Файл: Репетиция любовь моя.doc

ВУЗ: Не указан

Категория: Не указан

Дисциплина: Не указана

Добавлен: 07.11.2023

Просмотров: 338

Скачиваний: 1

ВНИМАНИЕ! Если данный файл нарушает Ваши авторские права, то обязательно сообщите нам.


И тем не менее только в Детском театре, столкнувшись с М. О. Кнебель, О. Ефремовым и другими, я по-настоящему, практически понял, что такое этот метод.

Прежде всего меня поразило на репетициях в Центральном детском театре отсутствие литературной болтовни.

Актеры умели точно определять суть сценического происшествия импровизационным способом; еще даже не зная текста, вступали в игру. Приходя на репетицию, мы рассаживались, но вскоре же вставали — актер должен анализировать в действии.

Что там происходит? Мольер должен побить Бутона? Пожалуйста.

Даже самые сложные сцены мы перекладывали на действенный и игровой язык.

Мы анализировали как бы по дороге на сценическую площадку. И ритм и стиль наших репетиций создавали какой-то особый стиль и ритм и в наших спектаклях, как нам казалось, более созвучный времени.

Мы безусловно становились более легкими на подъем и более подвижными. Мы боролись против сценической рутины, против окаменелости, против чтения ролей со сцены.

Мы чувствовали себя бойцами определенного художественного направления, в котором наши взгляды и наш метод работы отвечали друг другу.

Конечно, мы не исчерпали школу натуральности, естественности и правды до конца.

Между тем время шло, и импровизация, дающая столько неожиданных и непосредственных красок, мне лично постепенно перестала казаться пределом мечтаний. Захотелось и большего накала смысла и более острой, своеобразной формы.

Возможно, когда-нибудь удастся сочетать и этот смысл и эту форму с живой и натуральной игрой. Тончайшая психологическая вибрация актерской игры, острая, уникальная для каждого спектакля форма и подлинный накал гражданского смысла — вот, вероятно, к чему нужно стремиться.

И через все это выразить свое время, его трудности и его радости, его мечты, выразить время и всего себя, потому что без этой личной отдачи искусство, по-моему, всегда недостаточно индивидуально и сердечно.

Люди то и дело в течение жизни открывают для себя давно известные истины. Я вдруг тоже неожиданно открыл одну из таких истин: все течет, все меняется! Во всяком случае, мои мысли о театральном искусстве на протяжении довольно короткого времени сильно изменились. И вот как.

Вначале — огромное влияние, которое оказал на всех нас Художественный театр.

Если пользоваться старым сравнением насчет камня, который, падая в воду, образует вокруг себя круги, то можно сказать, что Художественный театр образовал вокруг себя в искусстве множество таких кругов. Он охватил своим влиянием не одно, а несколько поколений.


Точно так же, как и многие другие, пришедшие в искусство в определенные годы, я был полностью под влиянием спектаклей Художественного театра.

«Три сестры» стояли перед глазами со всеми подробностями и мелочами.

Мне хотелось «Собаку на сене» поставить так, как поставлена «Женитьба Фигаро». А в своем спектакле «Горячее сердце» (я поставил его после института в Рязани) хотелось буквально повторить рисунок Художественного театра.

Я в это время выучивал Станиславского наизусть, мог бы определить, когда, где и что он сказал.

#### Исходные данные

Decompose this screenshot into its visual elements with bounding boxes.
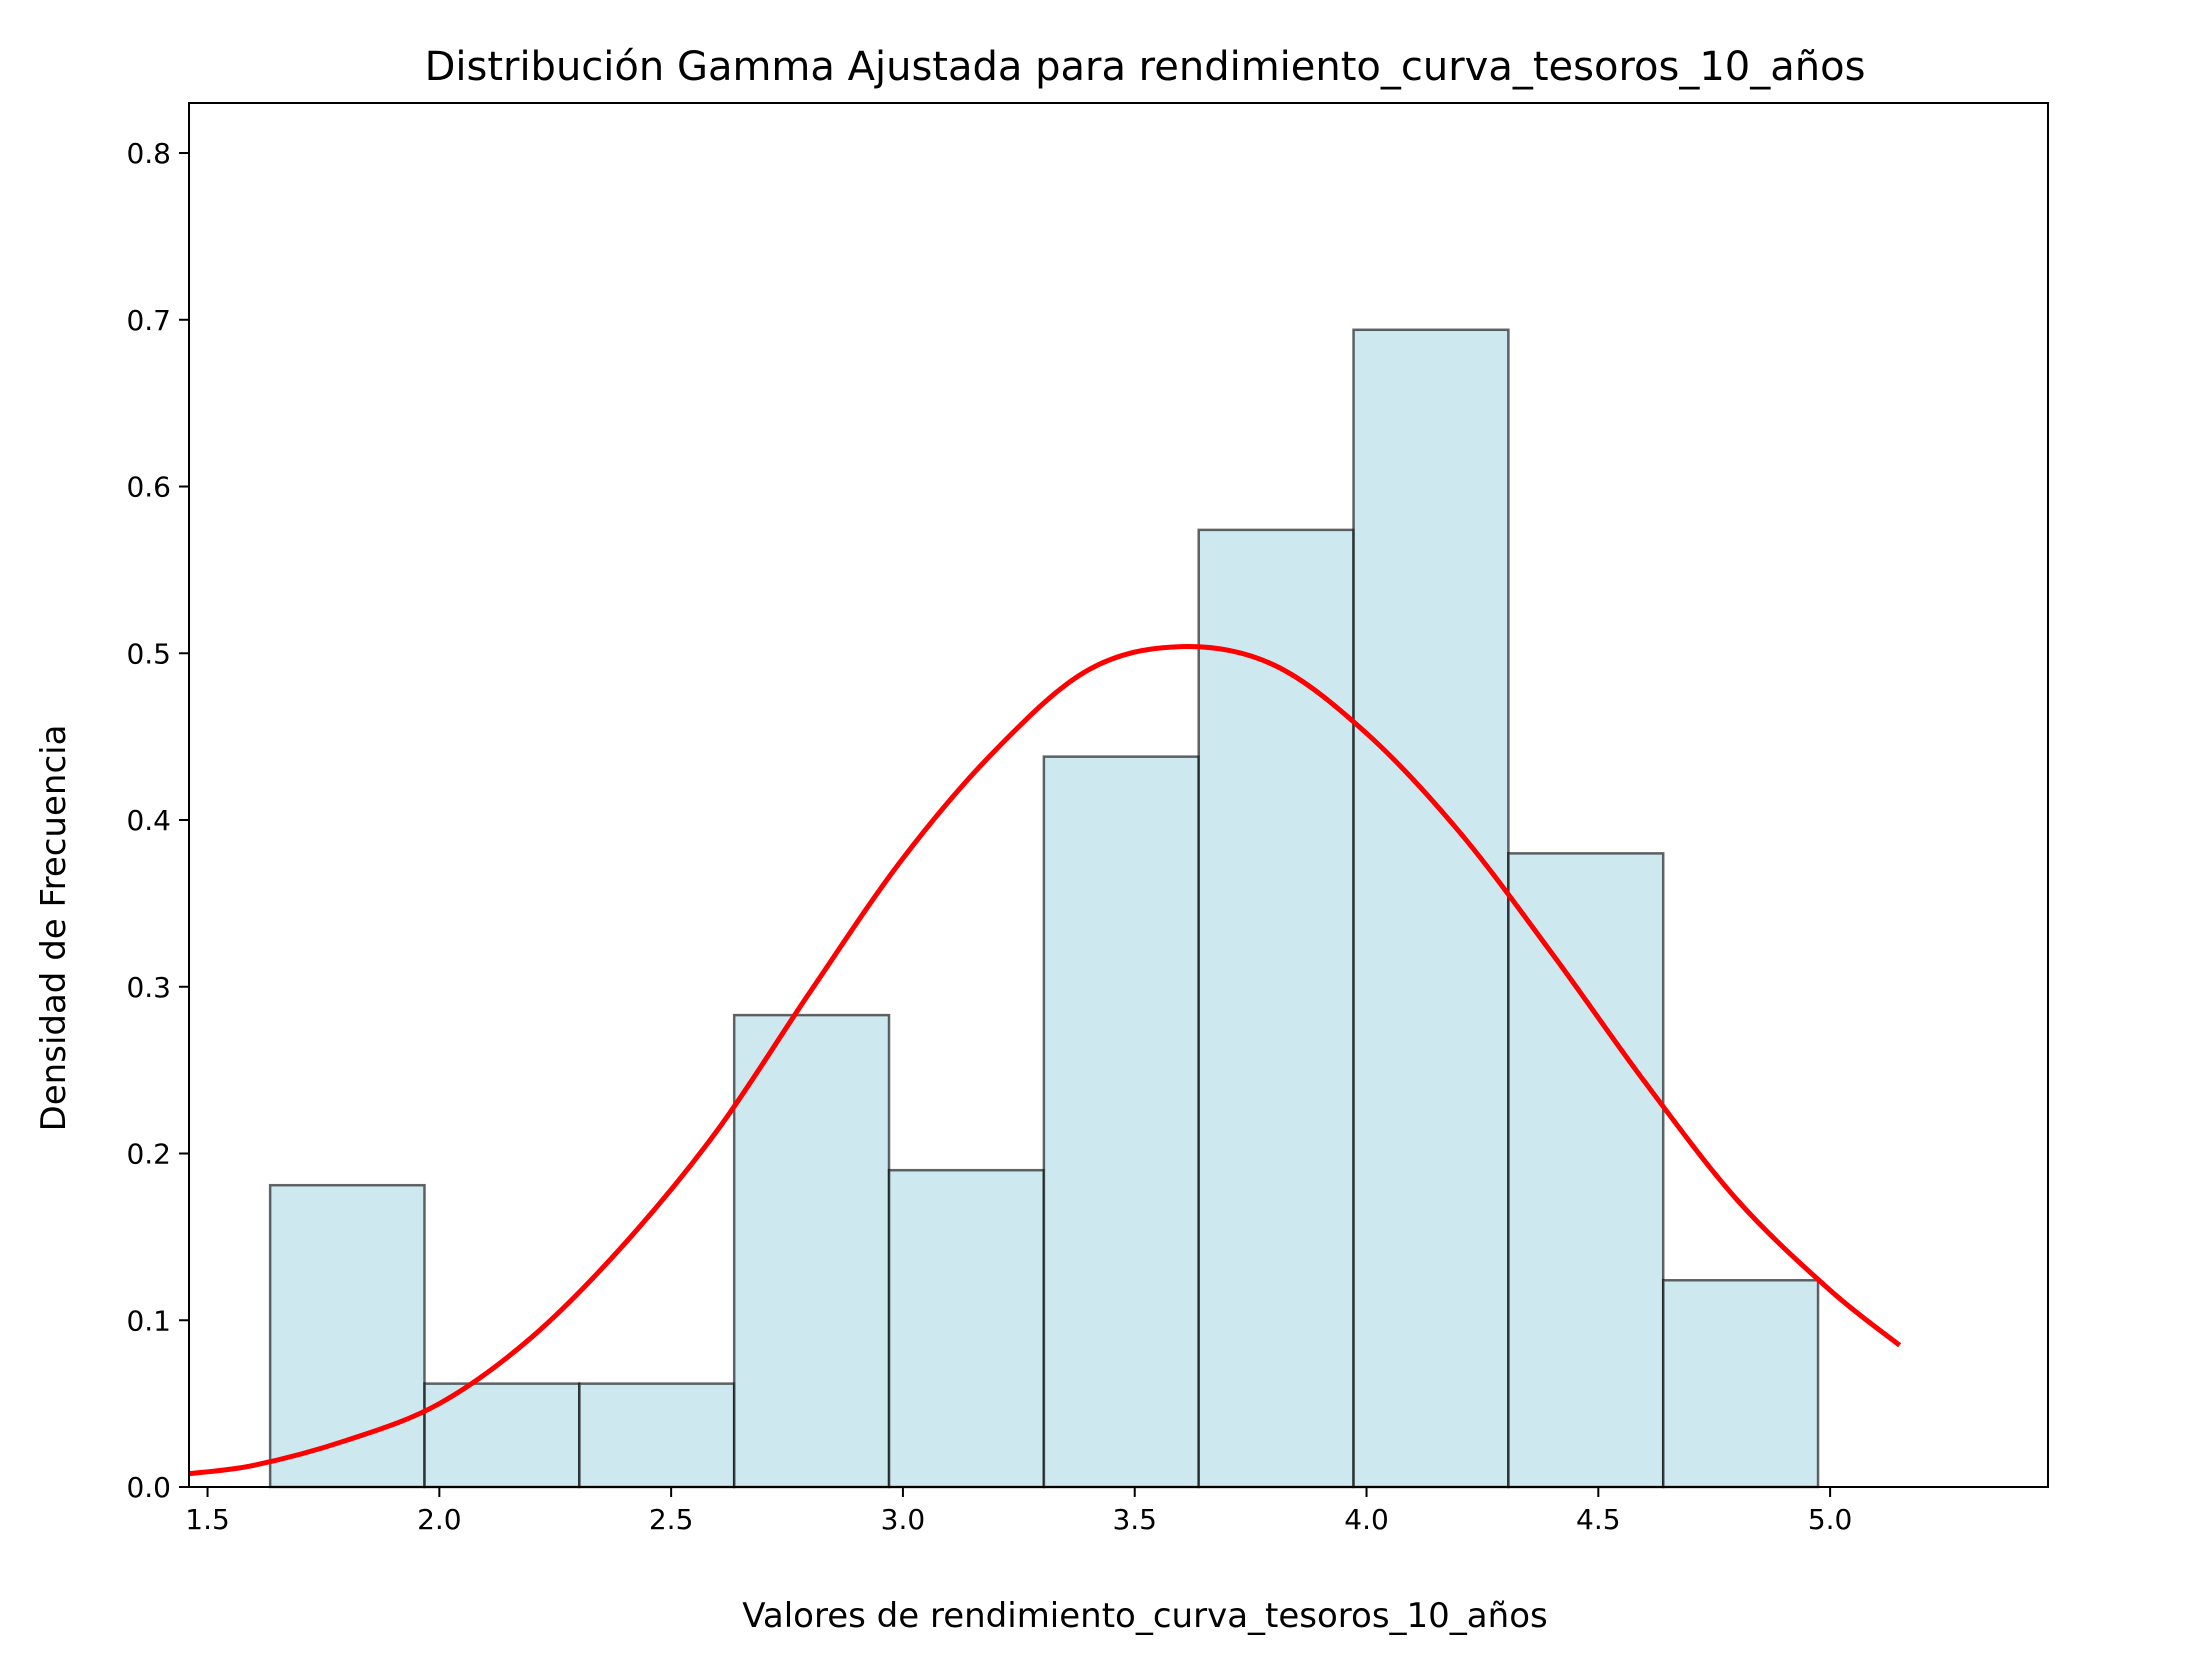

#### Задания
a - Верните без изменений часть фрагмента о театральных репетициях, начиная со слов "Что там происходит?" и заканчивая словами "отвечали друг другу.".
b - Продолжите фрагмент о театральных репетициях, начав сразу после его последнего предложения.

#### Ответы к заданиям
a -
Что там происходит? Мольер должен побить Бутона? Пожалуйста.

Даже самые сложные сцены мы перекладывали на действенный и игровой язык.

Мы анализировали как бы по дороге на сценическую площадку. И ритм и стиль наших репетиций создавали какой-то особый стиль и ритм и в наших спектаклях, как нам казалось, более созвучный времени.

Мы безусловно становились более легкими на подъем и более подвижными. Мы боролись против сценической рутины, против окаменелости, против чтения ролей со сцены.

Мы чувствовали себя бойцами определенного художественного направления, в котором наши взгляды и наш метод работы отвечали друг другу.

b -
Я интересовался методом физических действий, методом действенного анализа и пр. и пр.

Одним словом, был поглощен всем этим абсолютно, старался все это постичь и теоретически и на практике.

Потом мне показалось, что наступает, и не только для меня, какой-то новый период. Для некоторых это, может быть, давно уже было открытым, но мне лишь начинало казаться, что между настоящим Художественным театром, которому мы поклонялись, и тем, каким он тогда становился,— огромная разница.

Иногда казалось, что в практике этого театра будто бы осталась только форма правды, а самой правды не хватало. Осталась как бы форма бытового спектакля, одна только форма бытовой игры.

С некоторой досадой я относился к тому, что вот выходит итальянский фильм, такой живой, такой натуральный, такой резкий в своей жизненности. И я думал: обидно, что наша школа иногда превращается в какую-то академическую, скучную творческую манеру!

В это время очень многие, и я в том числе, начали строить свою работу в полемике с этой традиционной бытовой манерой.

Но эта полемика была своеобразной. Хотелось ставить сегодня такой же спектакль, как «Три сестры», чтобы была вот такая же правда, такая же точность психологии, такая же достоверность, как в «Трех сестрах»,— но только про новое.

Одним словом, метод Художественного театра оставался для нас незыблемым, надо было только вдохнуть в него какое-то новое содержание, новые образы, новые характеры!..

Но и этот период прошел.

Я лично вдруг почувствовал радость в том, к чему раньше относился недоверчиво. Я говорю о чувстве театра, о бесконечных возможностях формы, о новых взглядах на художественность.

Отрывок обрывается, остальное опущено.